[Start of THE INPUT]
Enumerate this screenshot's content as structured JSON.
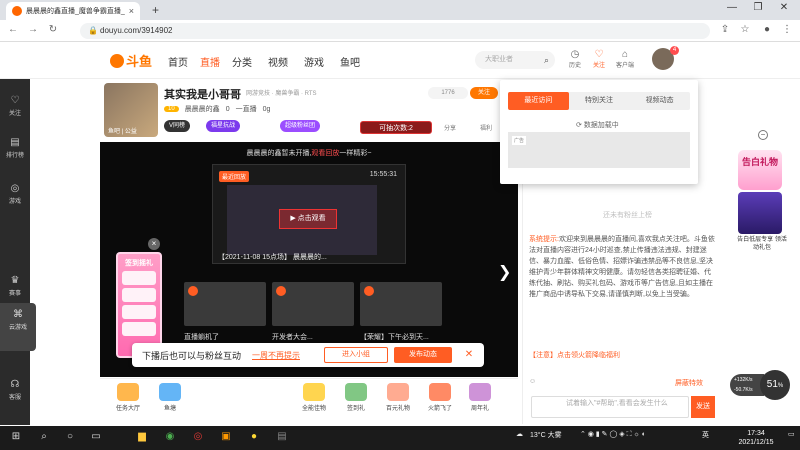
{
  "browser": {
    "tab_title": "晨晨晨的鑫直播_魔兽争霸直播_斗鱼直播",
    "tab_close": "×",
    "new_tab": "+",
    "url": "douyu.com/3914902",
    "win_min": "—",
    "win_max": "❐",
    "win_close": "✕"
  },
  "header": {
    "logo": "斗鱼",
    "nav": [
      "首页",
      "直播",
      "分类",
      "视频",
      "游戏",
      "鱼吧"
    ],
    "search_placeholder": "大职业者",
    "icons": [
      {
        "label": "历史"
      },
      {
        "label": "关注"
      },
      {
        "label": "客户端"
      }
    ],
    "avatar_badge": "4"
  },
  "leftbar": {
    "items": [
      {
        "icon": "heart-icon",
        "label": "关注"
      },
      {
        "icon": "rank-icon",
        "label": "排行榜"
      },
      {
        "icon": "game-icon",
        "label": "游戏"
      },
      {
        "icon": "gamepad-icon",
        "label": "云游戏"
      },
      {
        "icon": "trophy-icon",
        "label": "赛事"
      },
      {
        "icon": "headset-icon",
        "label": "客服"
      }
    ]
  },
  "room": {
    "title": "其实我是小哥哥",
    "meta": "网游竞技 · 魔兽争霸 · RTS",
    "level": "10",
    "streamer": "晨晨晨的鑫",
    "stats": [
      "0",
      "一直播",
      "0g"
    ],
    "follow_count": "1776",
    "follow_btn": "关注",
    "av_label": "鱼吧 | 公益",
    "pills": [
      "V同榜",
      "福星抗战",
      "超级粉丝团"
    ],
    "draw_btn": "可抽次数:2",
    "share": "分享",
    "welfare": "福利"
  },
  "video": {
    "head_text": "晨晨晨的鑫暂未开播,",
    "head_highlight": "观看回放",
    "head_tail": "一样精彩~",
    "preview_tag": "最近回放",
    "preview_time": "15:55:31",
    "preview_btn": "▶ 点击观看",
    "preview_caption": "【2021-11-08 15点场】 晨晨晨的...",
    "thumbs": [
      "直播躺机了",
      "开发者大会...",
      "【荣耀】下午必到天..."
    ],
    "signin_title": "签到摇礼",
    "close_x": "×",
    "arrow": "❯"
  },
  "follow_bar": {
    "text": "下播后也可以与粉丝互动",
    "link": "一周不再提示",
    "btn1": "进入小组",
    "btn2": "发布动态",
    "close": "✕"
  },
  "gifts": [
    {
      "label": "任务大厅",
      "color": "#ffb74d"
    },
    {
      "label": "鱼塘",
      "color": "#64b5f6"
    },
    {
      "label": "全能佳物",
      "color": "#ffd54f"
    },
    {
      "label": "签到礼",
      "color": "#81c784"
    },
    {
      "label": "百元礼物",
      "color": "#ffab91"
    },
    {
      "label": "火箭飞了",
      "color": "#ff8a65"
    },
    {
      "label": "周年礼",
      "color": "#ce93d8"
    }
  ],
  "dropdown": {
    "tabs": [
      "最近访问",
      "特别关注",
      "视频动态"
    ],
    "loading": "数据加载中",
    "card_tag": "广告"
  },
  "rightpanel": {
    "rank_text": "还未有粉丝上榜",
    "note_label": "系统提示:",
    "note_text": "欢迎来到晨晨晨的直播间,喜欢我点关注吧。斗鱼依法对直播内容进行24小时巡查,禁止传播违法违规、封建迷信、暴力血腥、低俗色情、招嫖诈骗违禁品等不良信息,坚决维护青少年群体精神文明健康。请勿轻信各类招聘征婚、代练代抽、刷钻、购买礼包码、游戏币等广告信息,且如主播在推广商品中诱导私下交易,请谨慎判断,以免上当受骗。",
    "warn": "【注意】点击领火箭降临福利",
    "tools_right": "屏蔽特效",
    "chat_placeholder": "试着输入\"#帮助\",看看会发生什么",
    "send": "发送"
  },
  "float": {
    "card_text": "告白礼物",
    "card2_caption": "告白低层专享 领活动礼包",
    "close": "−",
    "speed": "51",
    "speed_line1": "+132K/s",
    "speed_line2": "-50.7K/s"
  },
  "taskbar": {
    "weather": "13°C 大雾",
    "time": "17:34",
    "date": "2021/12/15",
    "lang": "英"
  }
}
[End of THE INPUT]
Print the whole listing above once more, word for word, without its pictures.

Enumerate this screenshot's content as structured JSON.
{
  "browser": {
    "tab_title": "晨晨晨的鑫直播_魔兽争霸直播_斗鱼直播",
    "tab_close": "×",
    "new_tab": "+",
    "url": "douyu.com/3914902",
    "win_min": "—",
    "win_max": "❐",
    "win_close": "✕"
  },
  "header": {
    "logo": "斗鱼",
    "nav": [
      "首页",
      "直播",
      "分类",
      "视频",
      "游戏",
      "鱼吧"
    ],
    "search_placeholder": "大职业者",
    "icons": [
      {
        "label": "历史"
      },
      {
        "label": "关注"
      },
      {
        "label": "客户端"
      }
    ],
    "avatar_badge": "4"
  },
  "leftbar": {
    "items": [
      {
        "icon": "heart-icon",
        "label": "关注"
      },
      {
        "icon": "rank-icon",
        "label": "排行榜"
      },
      {
        "icon": "game-icon",
        "label": "游戏"
      },
      {
        "icon": "gamepad-icon",
        "label": "云游戏"
      },
      {
        "icon": "trophy-icon",
        "label": "赛事"
      },
      {
        "icon": "headset-icon",
        "label": "客服"
      }
    ]
  },
  "room": {
    "title": "其实我是小哥哥",
    "meta": "网游竞技 · 魔兽争霸 · RTS",
    "level": "10",
    "streamer": "晨晨晨的鑫",
    "stats": [
      "0",
      "一直播",
      "0g"
    ],
    "follow_count": "1776",
    "follow_btn": "关注",
    "av_label": "鱼吧 | 公益",
    "pills": [
      "V同榜",
      "福星抗战",
      "超级粉丝团"
    ],
    "draw_btn": "可抽次数:2",
    "share": "分享",
    "welfare": "福利"
  },
  "video": {
    "head_text": "晨晨晨的鑫暂未开播,",
    "head_highlight": "观看回放",
    "head_tail": "一样精彩~",
    "preview_tag": "最近回放",
    "preview_time": "15:55:31",
    "preview_btn": "▶ 点击观看",
    "preview_caption": "【2021-11-08 15点场】 晨晨晨的...",
    "thumbs": [
      "直播躺机了",
      "开发者大会...",
      "【荣耀】下午必到天..."
    ],
    "signin_title": "签到摇礼",
    "close_x": "×",
    "arrow": "❯"
  },
  "follow_bar": {
    "text": "下播后也可以与粉丝互动",
    "link": "一周不再提示",
    "btn1": "进入小组",
    "btn2": "发布动态",
    "close": "✕"
  },
  "gifts": [
    {
      "label": "任务大厅",
      "color": "#ffb74d"
    },
    {
      "label": "鱼塘",
      "color": "#64b5f6"
    },
    {
      "label": "全能佳物",
      "color": "#ffd54f"
    },
    {
      "label": "签到礼",
      "color": "#81c784"
    },
    {
      "label": "百元礼物",
      "color": "#ffab91"
    },
    {
      "label": "火箭飞了",
      "color": "#ff8a65"
    },
    {
      "label": "周年礼",
      "color": "#ce93d8"
    }
  ],
  "dropdown": {
    "tabs": [
      "最近访问",
      "特别关注",
      "视频动态"
    ],
    "loading": "数据加载中",
    "card_tag": "广告"
  },
  "rightpanel": {
    "rank_text": "还未有粉丝上榜",
    "note_label": "系统提示:",
    "note_text": "欢迎来到晨晨晨的直播间,喜欢我点关注吧。斗鱼依法对直播内容进行24小时巡查,禁止传播违法违规、封建迷信、暴力血腥、低俗色情、招嫖诈骗违禁品等不良信息,坚决维护青少年群体精神文明健康。请勿轻信各类招聘征婚、代练代抽、刷钻、购买礼包码、游戏币等广告信息,且如主播在推广商品中诱导私下交易,请谨慎判断,以免上当受骗。",
    "warn": "【注意】点击领火箭降临福利",
    "tools_right": "屏蔽特效",
    "chat_placeholder": "试着输入\"#帮助\",看看会发生什么",
    "send": "发送"
  },
  "float": {
    "card_text": "告白礼物",
    "card2_caption": "告白低层专享 领活动礼包",
    "close": "−",
    "speed": "51",
    "speed_line1": "+132K/s",
    "speed_line2": "-50.7K/s"
  },
  "taskbar": {
    "weather": "13°C 大雾",
    "time": "17:34",
    "date": "2021/12/15",
    "lang": "英"
  }
}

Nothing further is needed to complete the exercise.